__Work instructions__. The entries below are to be repeated exactly, and their pictures left out.

Document page transcription items

-- Opening Marker --

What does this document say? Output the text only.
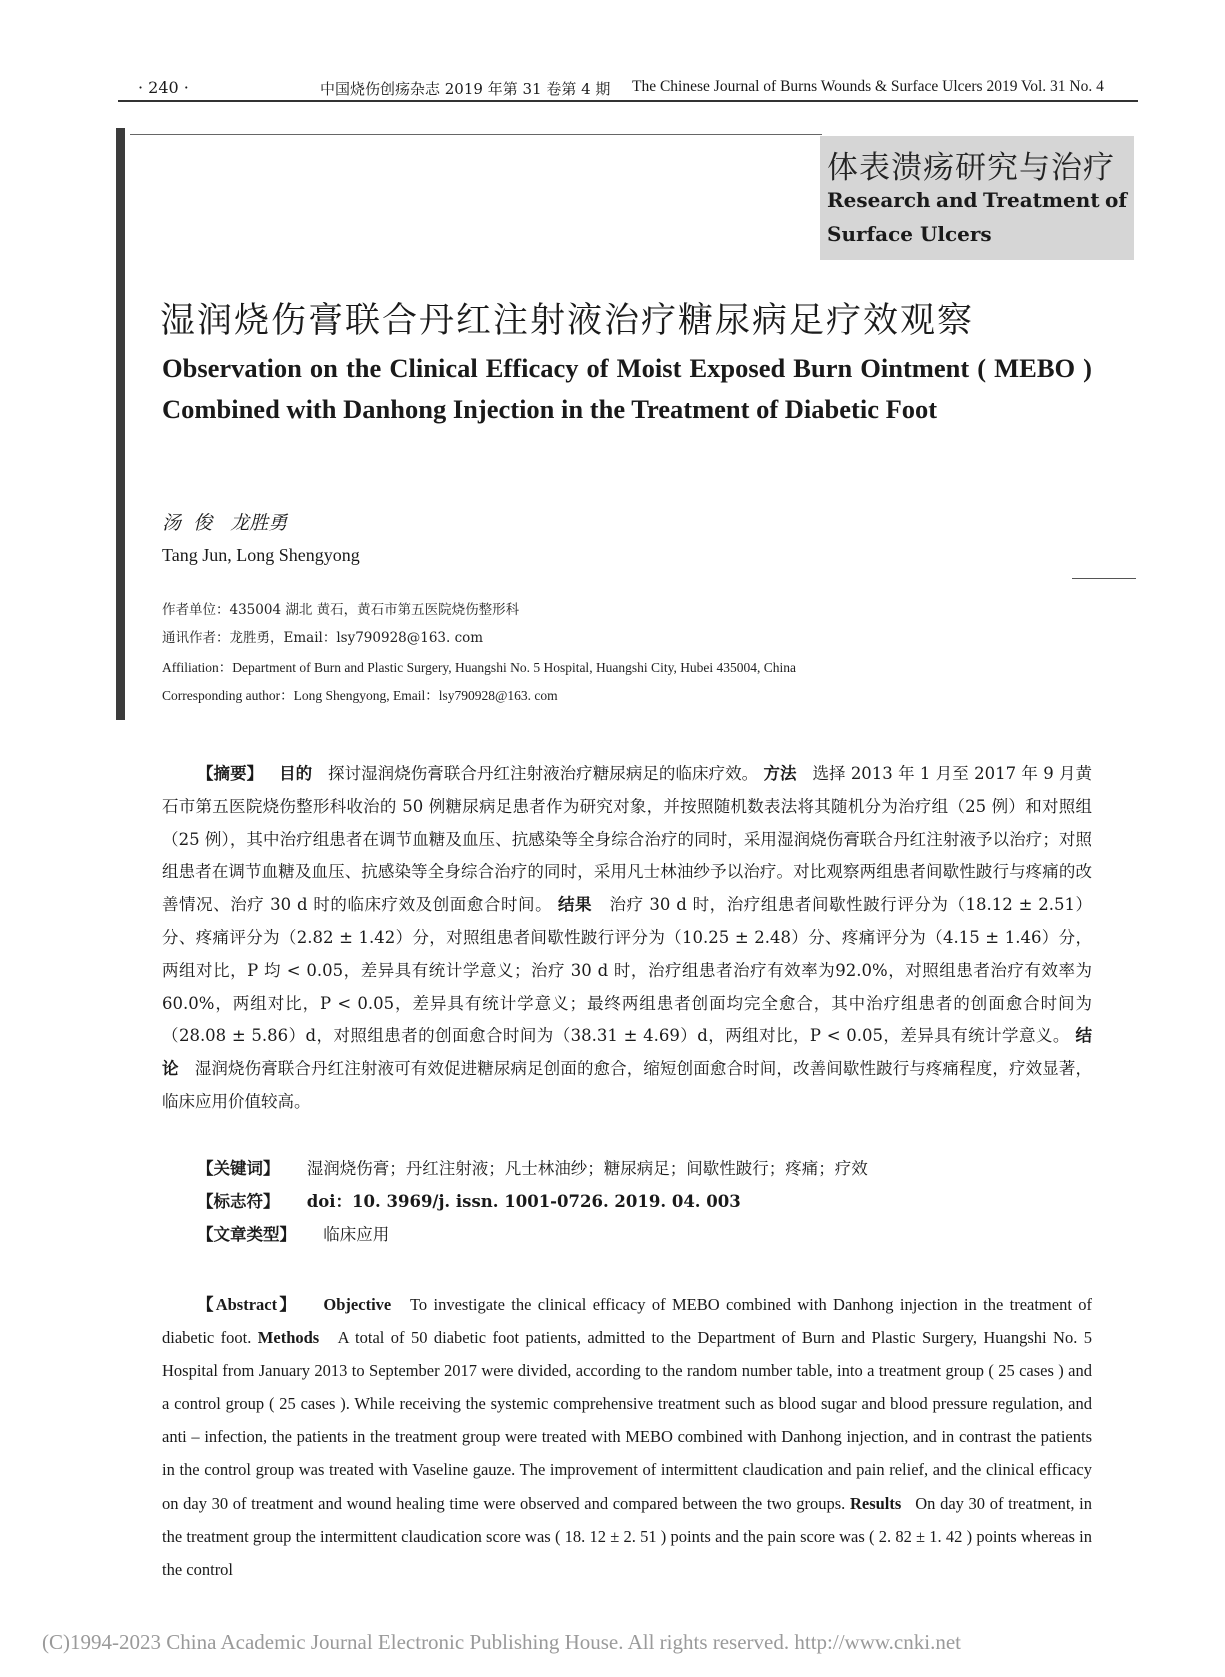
· 240 ·	中国烧伤创疡杂志 2019 年第 31 卷第 4 期 The Chinese Journal of Burns Wounds & Surface Ulcers 2019 Vol. 31 No. 4
体表溃疡研究与治疗
Research and Treatment of
Surface Ulcers
湿润烧伤膏联合丹红注射液治疗糖尿病足疗效观察
Observation on the Clinical Efficacy of Moist Exposed Burn Ointment ( MEBO ) Combined with Danhong Injection in the Treatment of Diabetic Foot
汤  俊   龙胜勇
Tang Jun, Long Shengyong
作者单位：435004 湖北 黄石，黄石市第五医院烧伤整形科
通讯作者：龙胜勇，Email：lsy790928@163. com
Affiliation：Department of Burn and Plastic Surgery, Huangshi No. 5 Hospital, Huangshi City, Hubei 435004, China
Corresponding author：Long Shengyong, Email：lsy790928@163. com

【摘要】 目的 探讨湿润烧伤膏联合丹红注射液治疗糖尿病足的临床疗效。 方法 选择 2013 年 1 月至 2017 年 9 月黄石市第五医院烧伤整形科收治的 50 例糖尿病足患者作为研究对象，并按照随机数表法将其随机分为治疗组（25 例）和对照组（25 例），其中治疗组患者在调节血糖及血压、抗感染等全身综合治疗的同时，采用湿润烧伤膏联合丹红注射液予以治疗；对照组患者在调节血糖及血压、抗感染等全身综合治疗的同时，采用凡士林油纱予以治疗。对比观察两组患者间歇性跛行与疼痛的改善情况、治疗 30 d 时的临床疗效及创面愈合时间。 结果 治疗 30 d 时，治疗组患者间歇性跛行评分为（18.12 ± 2.51）分、疼痛评分为（2.82 ± 1.42）分，对照组患者间歇性跛行评分为（10.25 ± 2.48）分、疼痛评分为（4.15 ± 1.46）分，两组对比，P 均 < 0.05，差异具有统计学意义；治疗 30 d 时，治疗组患者治疗有效率为92.0%，对照组患者治疗有效率为60.0%，两组对比，P < 0.05，差异具有统计学意义；最终两组患者创面均完全愈合，其中治疗组患者的创面愈合时间为（28.08 ± 5.86）d，对照组患者的创面愈合时间为（38.31 ± 4.69）d，两组对比，P < 0.05，差异具有统计学意义。 结论 湿润烧伤膏联合丹红注射液可有效促进糖尿病足创面的愈合，缩短创面愈合时间，改善间歇性跛行与疼痛程度，疗效显著，临床应用价值较高。

【关键词】 湿润烧伤膏；丹红注射液；凡士林油纱；糖尿病足；间歇性跛行；疼痛；疗效
【标志符】 doi：10. 3969/j. issn. 1001-0726. 2019. 04. 003
【文章类型】 临床应用

【Abstract】 Objective To investigate the clinical efficacy of MEBO combined with Danhong injection in the treatment of diabetic foot. Methods A total of 50 diabetic foot patients, admitted to the Department of Burn and Plastic Surgery, Huangshi No. 5 Hospital from January 2013 to September 2017 were divided, according to the random number table, into a treatment group ( 25 cases ) and a control group ( 25 cases ). While receiving the systemic comprehensive treatment such as blood sugar and blood pressure regulation, and anti – infection, the patients in the treatment group were treated with MEBO combined with Danhong injection, and in contrast the patients in the control group was treated with Vaseline gauze. The improvement of intermittent claudication and pain relief, and the clinical efficacy on day 30 of treatment and wound healing time were observed and compared between the two groups. Results On day 30 of treatment, in the treatment group the intermittent claudication score was ( 18. 12 ± 2. 51 ) points and the pain score was ( 2. 82 ± 1. 42 ) points whereas in the control

(C)1994-2023 China Academic Journal Electronic Publishing House. All rights reserved. http://www.cnki.net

-- Closing Marker --

__Worked solution__.
What does this document say? Output the text only.
· 240 ·	中国烧伤创疡杂志 2019 年第 31 卷第 4 期 The Chinese Journal of Burns Wounds & Surface Ulcers 2019 Vol. 31 No. 4
体表溃疡研究与治疗
Research and Treatment of
Surface Ulcers
湿润烧伤膏联合丹红注射液治疗糖尿病足疗效观察
Observation on the Clinical Efficacy of Moist Exposed Burn Ointment ( MEBO ) Combined with Danhong Injection in the Treatment of Diabetic Foot
汤  俊   龙胜勇
Tang Jun, Long Shengyong
作者单位：435004 湖北 黄石，黄石市第五医院烧伤整形科
通讯作者：龙胜勇，Email：lsy790928@163. com
Affiliation：Department of Burn and Plastic Surgery, Huangshi No. 5 Hospital, Huangshi City, Hubei 435004, China
Corresponding author：Long Shengyong, Email：lsy790928@163. com

【摘要】 目的 探讨湿润烧伤膏联合丹红注射液治疗糖尿病足的临床疗效。 方法 选择 2013 年 1 月至 2017 年 9 月黄石市第五医院烧伤整形科收治的 50 例糖尿病足患者作为研究对象，并按照随机数表法将其随机分为治疗组（25 例）和对照组（25 例），其中治疗组患者在调节血糖及血压、抗感染等全身综合治疗的同时，采用湿润烧伤膏联合丹红注射液予以治疗；对照组患者在调节血糖及血压、抗感染等全身综合治疗的同时，采用凡士林油纱予以治疗。对比观察两组患者间歇性跛行与疼痛的改善情况、治疗 30 d 时的临床疗效及创面愈合时间。 结果 治疗 30 d 时，治疗组患者间歇性跛行评分为（18.12 ± 2.51）分、疼痛评分为（2.82 ± 1.42）分，对照组患者间歇性跛行评分为（10.25 ± 2.48）分、疼痛评分为（4.15 ± 1.46）分，两组对比，P 均 < 0.05，差异具有统计学意义；治疗 30 d 时，治疗组患者治疗有效率为92.0%，对照组患者治疗有效率为60.0%，两组对比，P < 0.05，差异具有统计学意义；最终两组患者创面均完全愈合，其中治疗组患者的创面愈合时间为（28.08 ± 5.86）d，对照组患者的创面愈合时间为（38.31 ± 4.69）d，两组对比，P < 0.05，差异具有统计学意义。 结论 湿润烧伤膏联合丹红注射液可有效促进糖尿病足创面的愈合，缩短创面愈合时间，改善间歇性跛行与疼痛程度，疗效显著，临床应用价值较高。

【关键词】 湿润烧伤膏；丹红注射液；凡士林油纱；糖尿病足；间歇性跛行；疼痛；疗效
【标志符】 doi：10. 3969/j. issn. 1001-0726. 2019. 04. 003
【文章类型】 临床应用

【Abstract】 Objective To investigate the clinical efficacy of MEBO combined with Danhong injection in the treatment of diabetic foot. Methods A total of 50 diabetic foot patients, admitted to the Department of Burn and Plastic Surgery, Huangshi No. 5 Hospital from January 2013 to September 2017 were divided, according to the random number table, into a treatment group ( 25 cases ) and a control group ( 25 cases ). While receiving the systemic comprehensive treatment such as blood sugar and blood pressure regulation, and anti – infection, the patients in the treatment group were treated with MEBO combined with Danhong injection, and in contrast the patients in the control group was treated with Vaseline gauze. The improvement of intermittent claudication and pain relief, and the clinical efficacy on day 30 of treatment and wound healing time were observed and compared between the two groups. Results On day 30 of treatment, in the treatment group the intermittent claudication score was ( 18. 12 ± 2. 51 ) points and the pain score was ( 2. 82 ± 1. 42 ) points whereas in the control

(C)1994-2023 China Academic Journal Electronic Publishing House. All rights reserved. http://www.cnki.net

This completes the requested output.